Recorded data:
::::
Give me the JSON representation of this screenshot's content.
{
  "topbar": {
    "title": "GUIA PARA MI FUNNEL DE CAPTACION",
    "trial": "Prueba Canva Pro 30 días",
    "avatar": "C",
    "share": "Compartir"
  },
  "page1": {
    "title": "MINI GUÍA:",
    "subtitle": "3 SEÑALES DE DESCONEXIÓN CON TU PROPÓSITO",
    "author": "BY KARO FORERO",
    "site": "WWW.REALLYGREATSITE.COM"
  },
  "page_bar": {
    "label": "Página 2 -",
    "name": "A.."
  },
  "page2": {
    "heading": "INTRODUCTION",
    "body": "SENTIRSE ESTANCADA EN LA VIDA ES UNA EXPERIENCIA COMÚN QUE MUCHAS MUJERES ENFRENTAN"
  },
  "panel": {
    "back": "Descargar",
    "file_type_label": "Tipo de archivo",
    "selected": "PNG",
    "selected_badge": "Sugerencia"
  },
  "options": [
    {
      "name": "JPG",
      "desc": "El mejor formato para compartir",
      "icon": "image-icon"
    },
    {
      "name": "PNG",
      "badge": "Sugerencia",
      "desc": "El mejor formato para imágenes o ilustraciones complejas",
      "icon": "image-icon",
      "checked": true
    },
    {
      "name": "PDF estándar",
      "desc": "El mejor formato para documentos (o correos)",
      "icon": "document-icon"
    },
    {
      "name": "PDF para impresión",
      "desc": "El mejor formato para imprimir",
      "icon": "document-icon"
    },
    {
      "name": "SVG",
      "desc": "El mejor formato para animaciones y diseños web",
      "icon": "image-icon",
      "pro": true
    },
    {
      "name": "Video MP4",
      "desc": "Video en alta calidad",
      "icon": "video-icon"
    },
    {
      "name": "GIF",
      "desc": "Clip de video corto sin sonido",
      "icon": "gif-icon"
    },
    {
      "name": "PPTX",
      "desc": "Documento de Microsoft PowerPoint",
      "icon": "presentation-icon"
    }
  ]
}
::::
Directions:
What you output should match every line above exactly.

Answer to the exercise:
Give me the JSON representation of this screenshot's content.
{
  "topbar": {
    "title": "GUIA PARA MI FUNNEL DE CAPTACION",
    "trial": "Prueba Canva Pro 30 días",
    "avatar": "C",
    "share": "Compartir"
  },
  "page1": {
    "title": "MINI GUÍA:",
    "subtitle": "3 SEÑALES DE DESCONEXIÓN CON TU PROPÓSITO",
    "author": "BY KARO FORERO",
    "site": "WWW.REALLYGREATSITE.COM"
  },
  "page_bar": {
    "label": "Página 2 -",
    "name": "A.."
  },
  "page2": {
    "heading": "INTRODUCTION",
    "body": "SENTIRSE ESTANCADA EN LA VIDA ES UNA EXPERIENCIA COMÚN QUE MUCHAS MUJERES ENFRENTAN"
  },
  "panel": {
    "back": "Descargar",
    "file_type_label": "Tipo de archivo",
    "selected": "PNG",
    "selected_badge": "Sugerencia"
  },
  "options": [
    {
      "name": "JPG",
      "desc": "El mejor formato para compartir",
      "icon": "image-icon"
    },
    {
      "name": "PNG",
      "badge": "Sugerencia",
      "desc": "El mejor formato para imágenes o ilustraciones complejas",
      "icon": "image-icon",
      "checked": true
    },
    {
      "name": "PDF estándar",
      "desc": "El mejor formato para documentos (o correos)",
      "icon": "document-icon"
    },
    {
      "name": "PDF para impresión",
      "desc": "El mejor formato para imprimir",
      "icon": "document-icon"
    },
    {
      "name": "SVG",
      "desc": "El mejor formato para animaciones y diseños web",
      "icon": "image-icon",
      "pro": true
    },
    {
      "name": "Video MP4",
      "desc": "Video en alta calidad",
      "icon": "video-icon"
    },
    {
      "name": "GIF",
      "desc": "Clip de video corto sin sonido",
      "icon": "gif-icon"
    },
    {
      "name": "PPTX",
      "desc": "Documento de Microsoft PowerPoint",
      "icon": "presentation-icon"
    }
  ]
}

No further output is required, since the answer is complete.